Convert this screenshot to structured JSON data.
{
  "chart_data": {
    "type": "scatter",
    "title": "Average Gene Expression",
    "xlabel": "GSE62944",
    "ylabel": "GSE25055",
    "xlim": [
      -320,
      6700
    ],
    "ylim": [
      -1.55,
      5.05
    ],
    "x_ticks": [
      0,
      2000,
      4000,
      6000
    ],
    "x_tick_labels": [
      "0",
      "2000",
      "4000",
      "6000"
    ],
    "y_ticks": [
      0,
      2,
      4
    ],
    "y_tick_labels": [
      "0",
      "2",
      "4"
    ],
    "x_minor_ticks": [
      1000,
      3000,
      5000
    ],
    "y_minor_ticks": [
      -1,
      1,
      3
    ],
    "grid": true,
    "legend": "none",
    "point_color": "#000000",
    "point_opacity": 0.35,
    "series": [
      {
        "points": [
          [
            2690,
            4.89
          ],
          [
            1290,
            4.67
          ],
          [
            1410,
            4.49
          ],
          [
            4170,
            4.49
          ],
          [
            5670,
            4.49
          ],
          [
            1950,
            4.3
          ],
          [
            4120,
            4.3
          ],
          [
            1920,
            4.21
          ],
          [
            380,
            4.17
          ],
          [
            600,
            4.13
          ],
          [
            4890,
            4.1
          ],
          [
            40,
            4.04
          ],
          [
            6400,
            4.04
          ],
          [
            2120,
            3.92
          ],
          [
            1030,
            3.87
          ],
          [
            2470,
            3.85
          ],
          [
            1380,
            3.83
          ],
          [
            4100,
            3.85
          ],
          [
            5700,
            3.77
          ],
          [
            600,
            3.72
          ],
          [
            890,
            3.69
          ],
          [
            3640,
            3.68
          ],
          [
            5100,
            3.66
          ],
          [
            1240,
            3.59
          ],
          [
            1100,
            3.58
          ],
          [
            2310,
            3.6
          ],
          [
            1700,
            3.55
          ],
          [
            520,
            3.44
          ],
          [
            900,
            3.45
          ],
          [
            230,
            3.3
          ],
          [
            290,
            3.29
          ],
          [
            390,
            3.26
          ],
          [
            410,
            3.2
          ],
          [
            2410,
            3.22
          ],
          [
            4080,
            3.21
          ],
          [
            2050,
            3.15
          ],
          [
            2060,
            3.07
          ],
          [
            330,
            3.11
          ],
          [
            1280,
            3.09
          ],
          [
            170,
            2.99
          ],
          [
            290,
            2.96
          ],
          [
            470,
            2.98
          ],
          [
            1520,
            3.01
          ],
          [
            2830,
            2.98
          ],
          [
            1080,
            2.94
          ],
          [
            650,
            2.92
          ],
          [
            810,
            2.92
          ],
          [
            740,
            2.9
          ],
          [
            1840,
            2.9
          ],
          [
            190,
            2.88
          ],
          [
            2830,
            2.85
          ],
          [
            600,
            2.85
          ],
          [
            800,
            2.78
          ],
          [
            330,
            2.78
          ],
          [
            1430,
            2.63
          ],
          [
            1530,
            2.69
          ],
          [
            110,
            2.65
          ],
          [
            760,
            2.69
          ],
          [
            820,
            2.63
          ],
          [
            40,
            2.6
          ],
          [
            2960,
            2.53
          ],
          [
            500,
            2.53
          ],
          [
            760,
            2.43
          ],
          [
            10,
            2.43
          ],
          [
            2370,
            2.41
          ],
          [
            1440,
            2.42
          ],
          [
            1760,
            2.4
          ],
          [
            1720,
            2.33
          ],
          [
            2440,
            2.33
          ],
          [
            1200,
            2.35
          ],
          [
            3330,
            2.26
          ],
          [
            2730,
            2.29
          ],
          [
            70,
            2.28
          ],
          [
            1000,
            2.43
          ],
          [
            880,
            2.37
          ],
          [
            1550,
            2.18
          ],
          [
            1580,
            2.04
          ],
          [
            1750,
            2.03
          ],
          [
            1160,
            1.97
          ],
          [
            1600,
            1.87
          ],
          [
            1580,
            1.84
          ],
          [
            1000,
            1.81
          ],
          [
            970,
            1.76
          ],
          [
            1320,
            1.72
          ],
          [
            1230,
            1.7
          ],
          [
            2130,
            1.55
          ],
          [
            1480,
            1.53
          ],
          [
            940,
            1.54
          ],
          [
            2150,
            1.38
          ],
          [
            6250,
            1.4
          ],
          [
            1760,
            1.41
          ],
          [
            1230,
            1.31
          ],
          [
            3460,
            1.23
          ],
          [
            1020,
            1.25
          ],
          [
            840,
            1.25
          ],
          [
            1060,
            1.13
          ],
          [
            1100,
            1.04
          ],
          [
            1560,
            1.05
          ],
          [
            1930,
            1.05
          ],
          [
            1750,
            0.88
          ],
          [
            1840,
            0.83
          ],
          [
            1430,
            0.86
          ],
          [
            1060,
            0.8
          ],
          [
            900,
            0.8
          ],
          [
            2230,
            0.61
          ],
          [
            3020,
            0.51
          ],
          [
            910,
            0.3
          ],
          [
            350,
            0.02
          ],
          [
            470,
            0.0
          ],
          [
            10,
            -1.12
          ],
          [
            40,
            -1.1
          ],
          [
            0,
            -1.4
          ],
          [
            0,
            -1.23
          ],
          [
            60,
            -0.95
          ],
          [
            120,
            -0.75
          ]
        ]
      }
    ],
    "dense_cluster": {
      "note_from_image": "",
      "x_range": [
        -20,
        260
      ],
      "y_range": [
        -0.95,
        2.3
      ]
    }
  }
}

» **What to produce**: The response should be an exact repeat of the data above.

» **Answer to the exercise**:
Convert this screenshot to structured JSON data.
{
  "chart_data": {
    "type": "scatter",
    "title": "Average Gene Expression",
    "xlabel": "GSE62944",
    "ylabel": "GSE25055",
    "xlim": [
      -320,
      6700
    ],
    "ylim": [
      -1.55,
      5.05
    ],
    "x_ticks": [
      0,
      2000,
      4000,
      6000
    ],
    "x_tick_labels": [
      "0",
      "2000",
      "4000",
      "6000"
    ],
    "y_ticks": [
      0,
      2,
      4
    ],
    "y_tick_labels": [
      "0",
      "2",
      "4"
    ],
    "x_minor_ticks": [
      1000,
      3000,
      5000
    ],
    "y_minor_ticks": [
      -1,
      1,
      3
    ],
    "grid": true,
    "legend": "none",
    "point_color": "#000000",
    "point_opacity": 0.35,
    "series": [
      {
        "points": [
          [
            2690,
            4.89
          ],
          [
            1290,
            4.67
          ],
          [
            1410,
            4.49
          ],
          [
            4170,
            4.49
          ],
          [
            5670,
            4.49
          ],
          [
            1950,
            4.3
          ],
          [
            4120,
            4.3
          ],
          [
            1920,
            4.21
          ],
          [
            380,
            4.17
          ],
          [
            600,
            4.13
          ],
          [
            4890,
            4.1
          ],
          [
            40,
            4.04
          ],
          [
            6400,
            4.04
          ],
          [
            2120,
            3.92
          ],
          [
            1030,
            3.87
          ],
          [
            2470,
            3.85
          ],
          [
            1380,
            3.83
          ],
          [
            4100,
            3.85
          ],
          [
            5700,
            3.77
          ],
          [
            600,
            3.72
          ],
          [
            890,
            3.69
          ],
          [
            3640,
            3.68
          ],
          [
            5100,
            3.66
          ],
          [
            1240,
            3.59
          ],
          [
            1100,
            3.58
          ],
          [
            2310,
            3.6
          ],
          [
            1700,
            3.55
          ],
          [
            520,
            3.44
          ],
          [
            900,
            3.45
          ],
          [
            230,
            3.3
          ],
          [
            290,
            3.29
          ],
          [
            390,
            3.26
          ],
          [
            410,
            3.2
          ],
          [
            2410,
            3.22
          ],
          [
            4080,
            3.21
          ],
          [
            2050,
            3.15
          ],
          [
            2060,
            3.07
          ],
          [
            330,
            3.11
          ],
          [
            1280,
            3.09
          ],
          [
            170,
            2.99
          ],
          [
            290,
            2.96
          ],
          [
            470,
            2.98
          ],
          [
            1520,
            3.01
          ],
          [
            2830,
            2.98
          ],
          [
            1080,
            2.94
          ],
          [
            650,
            2.92
          ],
          [
            810,
            2.92
          ],
          [
            740,
            2.9
          ],
          [
            1840,
            2.9
          ],
          [
            190,
            2.88
          ],
          [
            2830,
            2.85
          ],
          [
            600,
            2.85
          ],
          [
            800,
            2.78
          ],
          [
            330,
            2.78
          ],
          [
            1430,
            2.63
          ],
          [
            1530,
            2.69
          ],
          [
            110,
            2.65
          ],
          [
            760,
            2.69
          ],
          [
            820,
            2.63
          ],
          [
            40,
            2.6
          ],
          [
            2960,
            2.53
          ],
          [
            500,
            2.53
          ],
          [
            760,
            2.43
          ],
          [
            10,
            2.43
          ],
          [
            2370,
            2.41
          ],
          [
            1440,
            2.42
          ],
          [
            1760,
            2.4
          ],
          [
            1720,
            2.33
          ],
          [
            2440,
            2.33
          ],
          [
            1200,
            2.35
          ],
          [
            3330,
            2.26
          ],
          [
            2730,
            2.29
          ],
          [
            70,
            2.28
          ],
          [
            1000,
            2.43
          ],
          [
            880,
            2.37
          ],
          [
            1550,
            2.18
          ],
          [
            1580,
            2.04
          ],
          [
            1750,
            2.03
          ],
          [
            1160,
            1.97
          ],
          [
            1600,
            1.87
          ],
          [
            1580,
            1.84
          ],
          [
            1000,
            1.81
          ],
          [
            970,
            1.76
          ],
          [
            1320,
            1.72
          ],
          [
            1230,
            1.7
          ],
          [
            2130,
            1.55
          ],
          [
            1480,
            1.53
          ],
          [
            940,
            1.54
          ],
          [
            2150,
            1.38
          ],
          [
            6250,
            1.4
          ],
          [
            1760,
            1.41
          ],
          [
            1230,
            1.31
          ],
          [
            3460,
            1.23
          ],
          [
            1020,
            1.25
          ],
          [
            840,
            1.25
          ],
          [
            1060,
            1.13
          ],
          [
            1100,
            1.04
          ],
          [
            1560,
            1.05
          ],
          [
            1930,
            1.05
          ],
          [
            1750,
            0.88
          ],
          [
            1840,
            0.83
          ],
          [
            1430,
            0.86
          ],
          [
            1060,
            0.8
          ],
          [
            900,
            0.8
          ],
          [
            2230,
            0.61
          ],
          [
            3020,
            0.51
          ],
          [
            910,
            0.3
          ],
          [
            350,
            0.02
          ],
          [
            470,
            0.0
          ],
          [
            10,
            -1.12
          ],
          [
            40,
            -1.1
          ],
          [
            0,
            -1.4
          ],
          [
            0,
            -1.23
          ],
          [
            60,
            -0.95
          ],
          [
            120,
            -0.75
          ]
        ]
      }
    ],
    "dense_cluster": {
      "note_from_image": "",
      "x_range": [
        -20,
        260
      ],
      "y_range": [
        -0.95,
        2.3
      ]
    }
  }
}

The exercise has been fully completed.